> [GIVEN TASK]:
Reproduce each line of the material exactly, minus any picture.
* * *
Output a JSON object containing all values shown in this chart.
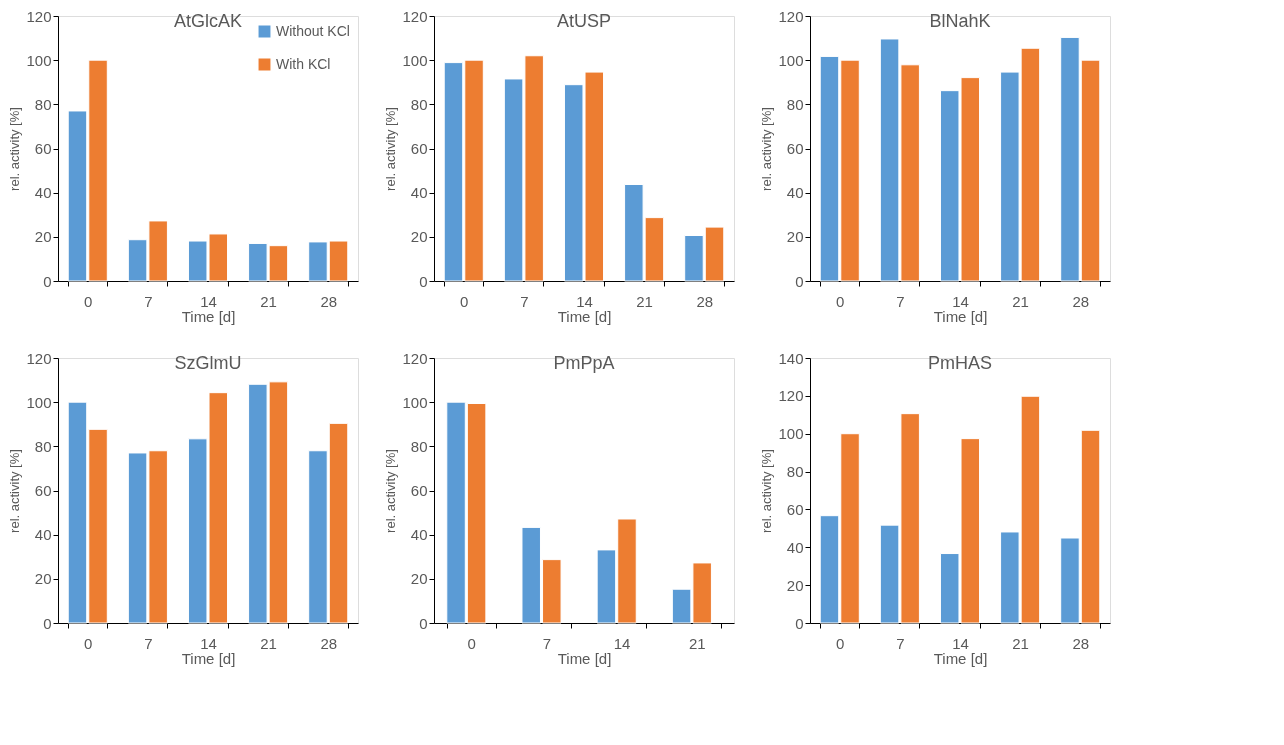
{
  "chart_data": [
    {
      "type": "bar",
      "title": "AtGlcAK",
      "xlabel": "Time [d]",
      "ylabel": "rel. activity [%]",
      "categories": [
        "0",
        "7",
        "14",
        "21",
        "28"
      ],
      "ylim": [
        0,
        120
      ],
      "yticks": [
        0,
        20,
        40,
        60,
        80,
        100,
        120
      ],
      "legend": "top right",
      "series": [
        {
          "name": "Without KCl",
          "color": "#5b9bd5",
          "values": [
            77,
            18.7,
            18.1,
            17,
            17.7
          ]
        },
        {
          "name": "With KCl",
          "color": "#ed7d31",
          "values": [
            100,
            27.2,
            21.3,
            16,
            18.1
          ]
        }
      ]
    },
    {
      "type": "bar",
      "title": "AtUSP",
      "xlabel": "Time [d]",
      "ylabel": "rel. activity [%]",
      "categories": [
        "0",
        "7",
        "14",
        "21",
        "28"
      ],
      "ylim": [
        0,
        120
      ],
      "yticks": [
        0,
        20,
        40,
        60,
        80,
        100,
        120
      ],
      "series": [
        {
          "color": "#5b9bd5",
          "values": [
            98.9,
            91.5,
            88.9,
            43.7,
            20.6
          ]
        },
        {
          "color": "#ed7d31",
          "values": [
            100,
            102,
            94.6,
            28.7,
            24.4
          ]
        }
      ]
    },
    {
      "type": "bar",
      "title": "BlNahK",
      "xlabel": "Time [d]",
      "ylabel": "rel. activity [%]",
      "categories": [
        "0",
        "7",
        "14",
        "21",
        "28"
      ],
      "ylim": [
        0,
        120
      ],
      "yticks": [
        0,
        20,
        40,
        60,
        80,
        100,
        120
      ],
      "series": [
        {
          "color": "#5b9bd5",
          "values": [
            101.7,
            109.6,
            86.2,
            94.6,
            110.3
          ]
        },
        {
          "color": "#ed7d31",
          "values": [
            100,
            97.9,
            92.1,
            105.4,
            100
          ]
        }
      ]
    },
    {
      "type": "bar",
      "title": "SzGlmU",
      "xlabel": "Time [d]",
      "ylabel": "rel. activity [%]",
      "categories": [
        "0",
        "7",
        "14",
        "21",
        "28"
      ],
      "ylim": [
        0,
        120
      ],
      "yticks": [
        0,
        20,
        40,
        60,
        80,
        100,
        120
      ],
      "series": [
        {
          "color": "#5b9bd5",
          "values": [
            100,
            77,
            83.4,
            108.1,
            78
          ]
        },
        {
          "color": "#ed7d31",
          "values": [
            87.7,
            78,
            104.3,
            109.2,
            90.4
          ]
        }
      ]
    },
    {
      "type": "bar",
      "title": "PmPpA",
      "xlabel": "Time [d]",
      "ylabel": "rel. activity [%]",
      "categories": [
        "0",
        "7",
        "14",
        "21"
      ],
      "ylim": [
        0,
        120
      ],
      "yticks": [
        0,
        20,
        40,
        60,
        80,
        100,
        120
      ],
      "series": [
        {
          "color": "#5b9bd5",
          "values": [
            100,
            43.3,
            33.1,
            15.3
          ]
        },
        {
          "color": "#ed7d31",
          "values": [
            99.4,
            28.7,
            47.1,
            27.2
          ]
        }
      ]
    },
    {
      "type": "bar",
      "title": "PmHAS",
      "xlabel": "Time [d]",
      "ylabel": "rel. activity [%]",
      "categories": [
        "0",
        "7",
        "14",
        "21",
        "28"
      ],
      "ylim": [
        0,
        140
      ],
      "yticks": [
        0,
        20,
        40,
        60,
        80,
        100,
        120,
        140
      ],
      "series": [
        {
          "color": "#5b9bd5",
          "values": [
            56.7,
            51.7,
            36.7,
            48.1,
            44.9
          ]
        },
        {
          "color": "#ed7d31",
          "values": [
            100,
            110.6,
            97.4,
            119.8,
            101.8
          ]
        }
      ]
    }
  ]
}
* * *
> [WRITTEN RESPONSE]:
Output a JSON object containing all values shown in this chart.
{
  "chart_data": [
    {
      "type": "bar",
      "title": "AtGlcAK",
      "xlabel": "Time [d]",
      "ylabel": "rel. activity [%]",
      "categories": [
        "0",
        "7",
        "14",
        "21",
        "28"
      ],
      "ylim": [
        0,
        120
      ],
      "yticks": [
        0,
        20,
        40,
        60,
        80,
        100,
        120
      ],
      "legend": "top right",
      "series": [
        {
          "name": "Without KCl",
          "color": "#5b9bd5",
          "values": [
            77,
            18.7,
            18.1,
            17,
            17.7
          ]
        },
        {
          "name": "With KCl",
          "color": "#ed7d31",
          "values": [
            100,
            27.2,
            21.3,
            16,
            18.1
          ]
        }
      ]
    },
    {
      "type": "bar",
      "title": "AtUSP",
      "xlabel": "Time [d]",
      "ylabel": "rel. activity [%]",
      "categories": [
        "0",
        "7",
        "14",
        "21",
        "28"
      ],
      "ylim": [
        0,
        120
      ],
      "yticks": [
        0,
        20,
        40,
        60,
        80,
        100,
        120
      ],
      "series": [
        {
          "color": "#5b9bd5",
          "values": [
            98.9,
            91.5,
            88.9,
            43.7,
            20.6
          ]
        },
        {
          "color": "#ed7d31",
          "values": [
            100,
            102,
            94.6,
            28.7,
            24.4
          ]
        }
      ]
    },
    {
      "type": "bar",
      "title": "BlNahK",
      "xlabel": "Time [d]",
      "ylabel": "rel. activity [%]",
      "categories": [
        "0",
        "7",
        "14",
        "21",
        "28"
      ],
      "ylim": [
        0,
        120
      ],
      "yticks": [
        0,
        20,
        40,
        60,
        80,
        100,
        120
      ],
      "series": [
        {
          "color": "#5b9bd5",
          "values": [
            101.7,
            109.6,
            86.2,
            94.6,
            110.3
          ]
        },
        {
          "color": "#ed7d31",
          "values": [
            100,
            97.9,
            92.1,
            105.4,
            100
          ]
        }
      ]
    },
    {
      "type": "bar",
      "title": "SzGlmU",
      "xlabel": "Time [d]",
      "ylabel": "rel. activity [%]",
      "categories": [
        "0",
        "7",
        "14",
        "21",
        "28"
      ],
      "ylim": [
        0,
        120
      ],
      "yticks": [
        0,
        20,
        40,
        60,
        80,
        100,
        120
      ],
      "series": [
        {
          "color": "#5b9bd5",
          "values": [
            100,
            77,
            83.4,
            108.1,
            78
          ]
        },
        {
          "color": "#ed7d31",
          "values": [
            87.7,
            78,
            104.3,
            109.2,
            90.4
          ]
        }
      ]
    },
    {
      "type": "bar",
      "title": "PmPpA",
      "xlabel": "Time [d]",
      "ylabel": "rel. activity [%]",
      "categories": [
        "0",
        "7",
        "14",
        "21"
      ],
      "ylim": [
        0,
        120
      ],
      "yticks": [
        0,
        20,
        40,
        60,
        80,
        100,
        120
      ],
      "series": [
        {
          "color": "#5b9bd5",
          "values": [
            100,
            43.3,
            33.1,
            15.3
          ]
        },
        {
          "color": "#ed7d31",
          "values": [
            99.4,
            28.7,
            47.1,
            27.2
          ]
        }
      ]
    },
    {
      "type": "bar",
      "title": "PmHAS",
      "xlabel": "Time [d]",
      "ylabel": "rel. activity [%]",
      "categories": [
        "0",
        "7",
        "14",
        "21",
        "28"
      ],
      "ylim": [
        0,
        140
      ],
      "yticks": [
        0,
        20,
        40,
        60,
        80,
        100,
        120,
        140
      ],
      "series": [
        {
          "color": "#5b9bd5",
          "values": [
            56.7,
            51.7,
            36.7,
            48.1,
            44.9
          ]
        },
        {
          "color": "#ed7d31",
          "values": [
            100,
            110.6,
            97.4,
            119.8,
            101.8
          ]
        }
      ]
    }
  ]
}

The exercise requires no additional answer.